Brief
Copy out the whole listing below line for line, without changing a character, but leave out the picture lines.

Given information
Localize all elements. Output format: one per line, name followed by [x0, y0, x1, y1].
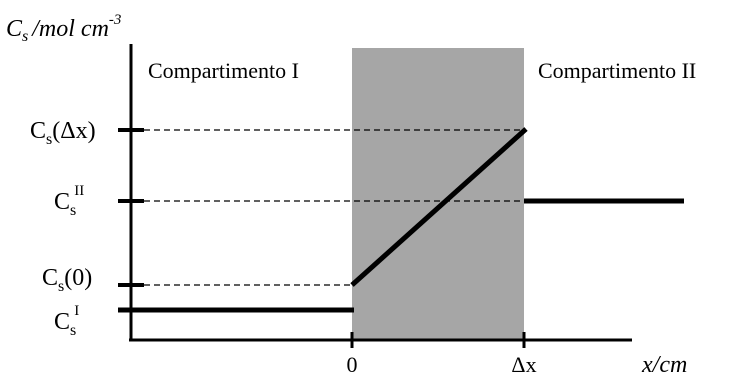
y-label-cs-i: CsI	[54, 303, 79, 339]
y-label-cs-0: Cs(0)	[42, 265, 92, 295]
x-axis-title: x/cm	[641, 352, 687, 374]
y-label-cs-dx: Cs(Δx)	[30, 118, 96, 148]
x-label-dx: Δx	[511, 352, 536, 374]
y-label-cs-ii: CsII	[54, 183, 84, 219]
membrane-region	[352, 48, 524, 340]
y-axis-title: Cs/mol cm-3	[6, 12, 121, 45]
region-label-right: Compartimento II	[538, 58, 696, 83]
region-label-left: Compartimento I	[148, 58, 299, 83]
x-label-zero: 0	[347, 352, 358, 374]
profile-membrane	[350, 127, 528, 287]
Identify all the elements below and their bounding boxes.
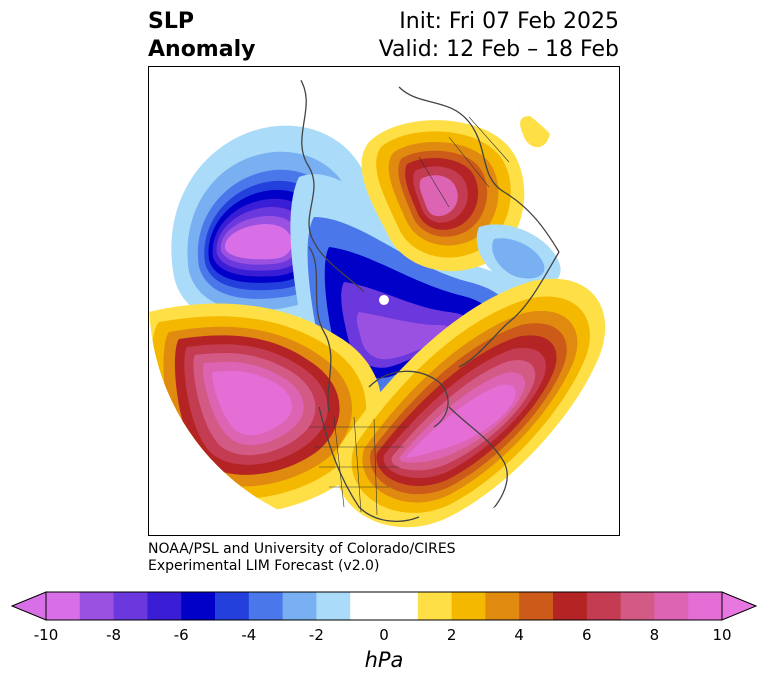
colorbar-bin <box>215 592 250 620</box>
alaska-gulf-negative-center <box>476 224 561 289</box>
colorbar-bin <box>553 592 588 620</box>
colorbar-bin <box>316 592 351 620</box>
colorbar-bin <box>282 592 317 620</box>
colorbar-bin <box>586 592 622 620</box>
colorbar-over-arrow <box>721 591 758 621</box>
colorbar-bin <box>113 592 148 620</box>
valid-date: Valid: 12 Feb – 18 Feb <box>378 37 619 62</box>
colorbar-tick-label: 4 <box>514 626 524 644</box>
colorbar-under-arrow <box>10 591 47 621</box>
colorbar-bin <box>384 592 419 620</box>
colorbar <box>10 591 758 621</box>
colorbar-tick-label: 6 <box>582 626 592 644</box>
colorbar-bin <box>248 592 284 620</box>
colorbar-tick-label: -6 <box>173 626 189 644</box>
slp-anomaly-map <box>148 66 620 536</box>
colorbar-bin <box>451 592 486 620</box>
north-pole-marker <box>379 295 389 305</box>
colorbar-tick-label: -10 <box>33 626 59 644</box>
colorbar-tick-label: 8 <box>649 626 660 644</box>
colorbar-tick-label: -8 <box>106 626 122 644</box>
colorbar-bin <box>417 592 453 620</box>
colorbar-bin <box>688 592 723 620</box>
credit-text: NOAA/PSL and University of Colorado/CIRE… <box>148 541 456 575</box>
colorbar-outline <box>45 591 723 621</box>
colorbar-tick-label: 2 <box>446 626 457 644</box>
colorbar-tick-label: 10 <box>712 626 732 644</box>
init-date: Init: Fri 07 Feb 2025 <box>399 9 619 34</box>
north-atlantic-positive-center <box>335 278 606 528</box>
colorbar-bin <box>46 592 81 620</box>
map-canvas <box>149 67 619 535</box>
credit-line-1: NOAA/PSL and University of Colorado/CIRE… <box>148 541 456 557</box>
credit-line-2: Experimental LIM Forecast (v2.0) <box>148 558 380 574</box>
colorbar-bin <box>485 592 520 620</box>
colorbar-bin <box>350 592 385 620</box>
borders <box>309 116 510 516</box>
colorbar-bin <box>147 592 182 620</box>
colorbar-bin <box>519 592 554 620</box>
colorbar-bin <box>181 592 216 620</box>
title-line-1: SLP <box>148 9 194 34</box>
colorbar-bins <box>46 592 723 620</box>
colorbar-bin <box>654 592 689 620</box>
title-line-2: Anomaly <box>148 37 256 62</box>
colorbar-unit: hPa <box>364 648 404 672</box>
forecast-dates: Init: Fri 07 Feb 2025 Valid: 12 Feb – 18… <box>379 8 619 64</box>
colorbar-bin <box>620 592 655 620</box>
colorbar-tick-label: 0 <box>379 626 389 644</box>
colorbar-bin <box>79 592 115 620</box>
colorbar-ticks: -10 -8 -6 -4 -2 0 2 4 6 8 10 <box>0 626 768 648</box>
map-title: SLP Anomaly <box>148 8 255 64</box>
colorbar-tick-label: -4 <box>241 626 257 644</box>
colorbar-tick-label: -2 <box>308 626 324 644</box>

Exercise output
Localize all elements. Output format: one per line, name followed by [x0, y0, x1, y1].
y-label-cs-i: CsI	[54, 303, 79, 339]
y-label-cs-0: Cs(0)	[42, 265, 92, 295]
x-axis-title: x/cm	[641, 352, 687, 374]
y-label-cs-dx: Cs(Δx)	[30, 118, 96, 148]
x-label-dx: Δx	[511, 352, 536, 374]
y-label-cs-ii: CsII	[54, 183, 84, 219]
membrane-region	[352, 48, 524, 340]
y-axis-title: Cs/mol cm-3	[6, 12, 121, 45]
region-label-right: Compartimento II	[538, 58, 696, 83]
region-label-left: Compartimento I	[148, 58, 299, 83]
x-label-zero: 0	[347, 352, 358, 374]
profile-membrane	[350, 127, 528, 287]
Identify all the elements below and their bounding boxes.
colorbar-bin <box>215 592 250 620</box>
alaska-gulf-negative-center <box>476 224 561 289</box>
colorbar-bin <box>553 592 588 620</box>
colorbar-bin <box>316 592 351 620</box>
colorbar-bin <box>282 592 317 620</box>
colorbar-bin <box>586 592 622 620</box>
colorbar-over-arrow <box>721 591 758 621</box>
colorbar-bin <box>113 592 148 620</box>
valid-date: Valid: 12 Feb – 18 Feb <box>378 37 619 62</box>
colorbar-tick-label: 4 <box>514 626 524 644</box>
colorbar-under-arrow <box>10 591 47 621</box>
colorbar-bin <box>384 592 419 620</box>
colorbar <box>10 591 758 621</box>
colorbar-tick-label: 6 <box>582 626 592 644</box>
colorbar-bin <box>248 592 284 620</box>
colorbar-tick-label: -6 <box>173 626 189 644</box>
slp-anomaly-map <box>148 66 620 536</box>
colorbar-bin <box>451 592 486 620</box>
north-pole-marker <box>379 295 389 305</box>
colorbar-tick-label: -10 <box>33 626 59 644</box>
colorbar-tick-label: 8 <box>649 626 660 644</box>
colorbar-tick-label: -8 <box>106 626 122 644</box>
colorbar-bin <box>417 592 453 620</box>
colorbar-bin <box>688 592 723 620</box>
credit-text: NOAA/PSL and University of Colorado/CIRE… <box>148 541 456 575</box>
colorbar-outline <box>45 591 723 621</box>
colorbar-tick-label: 2 <box>446 626 457 644</box>
colorbar-tick-label: 10 <box>712 626 732 644</box>
init-date: Init: Fri 07 Feb 2025 <box>399 9 619 34</box>
north-atlantic-positive-center <box>335 278 606 528</box>
colorbar-bin <box>46 592 81 620</box>
map-canvas <box>149 67 619 535</box>
credit-line-1: NOAA/PSL and University of Colorado/CIRE… <box>148 541 456 557</box>
credit-line-2: Experimental LIM Forecast (v2.0) <box>148 558 380 574</box>
colorbar-bin <box>485 592 520 620</box>
colorbar-bin <box>350 592 385 620</box>
borders <box>309 116 510 516</box>
colorbar-bin <box>147 592 182 620</box>
colorbar-bin <box>519 592 554 620</box>
colorbar-bin <box>181 592 216 620</box>
title-line-1: SLP <box>148 9 194 34</box>
colorbar-bins <box>46 592 723 620</box>
colorbar-bin <box>654 592 689 620</box>
title-line-2: Anomaly <box>148 37 256 62</box>
colorbar-unit: hPa <box>364 648 404 672</box>
forecast-dates: Init: Fri 07 Feb 2025 Valid: 12 Feb – 18… <box>379 8 619 64</box>
colorbar-bin <box>620 592 655 620</box>
colorbar-tick-label: 0 <box>379 626 389 644</box>
colorbar-bin <box>79 592 115 620</box>
colorbar-ticks: -10 -8 -6 -4 -2 0 2 4 6 8 10 <box>0 626 768 648</box>
map-title: SLP Anomaly <box>148 8 255 64</box>
colorbar-tick-label: -4 <box>241 626 257 644</box>
colorbar-tick-label: -2 <box>308 626 324 644</box>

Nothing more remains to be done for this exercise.